▶ [WHAT THIS TASK INVOLVES]:
Copy all of the material below exactly.

▶ [DATA LISTING]:

/---

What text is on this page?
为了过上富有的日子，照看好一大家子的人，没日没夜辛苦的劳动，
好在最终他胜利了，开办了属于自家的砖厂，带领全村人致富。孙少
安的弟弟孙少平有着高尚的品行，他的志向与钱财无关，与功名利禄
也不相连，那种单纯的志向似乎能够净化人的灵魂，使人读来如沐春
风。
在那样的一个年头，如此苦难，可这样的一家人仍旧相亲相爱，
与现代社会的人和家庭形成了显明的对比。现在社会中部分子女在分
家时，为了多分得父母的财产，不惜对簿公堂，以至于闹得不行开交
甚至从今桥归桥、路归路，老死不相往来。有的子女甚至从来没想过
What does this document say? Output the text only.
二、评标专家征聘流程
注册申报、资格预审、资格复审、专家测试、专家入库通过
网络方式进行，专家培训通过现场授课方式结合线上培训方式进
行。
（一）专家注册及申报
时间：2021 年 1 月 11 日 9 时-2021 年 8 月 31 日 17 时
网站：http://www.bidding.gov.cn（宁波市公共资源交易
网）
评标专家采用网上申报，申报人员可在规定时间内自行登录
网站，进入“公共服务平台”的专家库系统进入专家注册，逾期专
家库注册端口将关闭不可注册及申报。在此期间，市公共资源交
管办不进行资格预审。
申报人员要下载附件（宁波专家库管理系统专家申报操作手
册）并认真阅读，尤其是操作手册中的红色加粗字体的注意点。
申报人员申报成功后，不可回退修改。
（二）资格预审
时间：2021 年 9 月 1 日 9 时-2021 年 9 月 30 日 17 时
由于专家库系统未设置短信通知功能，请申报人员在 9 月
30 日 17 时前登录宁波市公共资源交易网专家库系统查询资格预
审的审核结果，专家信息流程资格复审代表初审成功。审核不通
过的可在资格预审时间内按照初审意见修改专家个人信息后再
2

\---

▶ [ANSWER TO THIS PROBLEM]:
What text is on this page?
为了过上富有的日子，照看好一大家子的人，没日没夜辛苦的劳动，
好在最终他胜利了，开办了属于自家的砖厂，带领全村人致富。孙少
安的弟弟孙少平有着高尚的品行，他的志向与钱财无关，与功名利禄
也不相连，那种单纯的志向似乎能够净化人的灵魂，使人读来如沐春
风。
在那样的一个年头，如此苦难，可这样的一家人仍旧相亲相爱，
与现代社会的人和家庭形成了显明的对比。现在社会中部分子女在分
家时，为了多分得父母的财产，不惜对簿公堂，以至于闹得不行开交
甚至从今桥归桥、路归路，老死不相往来。有的子女甚至从来没想过
What does this document say? Output the text only.
二、评标专家征聘流程
注册申报、资格预审、资格复审、专家测试、专家入库通过
网络方式进行，专家培训通过现场授课方式结合线上培训方式进
行。
（一）专家注册及申报
时间：2021 年 1 月 11 日 9 时-2021 年 8 月 31 日 17 时
网站：http://www.bidding.gov.cn（宁波市公共资源交易
网）
评标专家采用网上申报，申报人员可在规定时间内自行登录
网站，进入“公共服务平台”的专家库系统进入专家注册，逾期专
家库注册端口将关闭不可注册及申报。在此期间，市公共资源交
管办不进行资格预审。
申报人员要下载附件（宁波专家库管理系统专家申报操作手
册）并认真阅读，尤其是操作手册中的红色加粗字体的注意点。
申报人员申报成功后，不可回退修改。
（二）资格预审
时间：2021 年 9 月 1 日 9 时-2021 年 9 月 30 日 17 时
由于专家库系统未设置短信通知功能，请申报人员在 9 月
30 日 17 时前登录宁波市公共资源交易网专家库系统查询资格预
审的审核结果，专家信息流程资格复审代表初审成功。审核不通
过的可在资格预审时间内按照初审意见修改专家个人信息后再
2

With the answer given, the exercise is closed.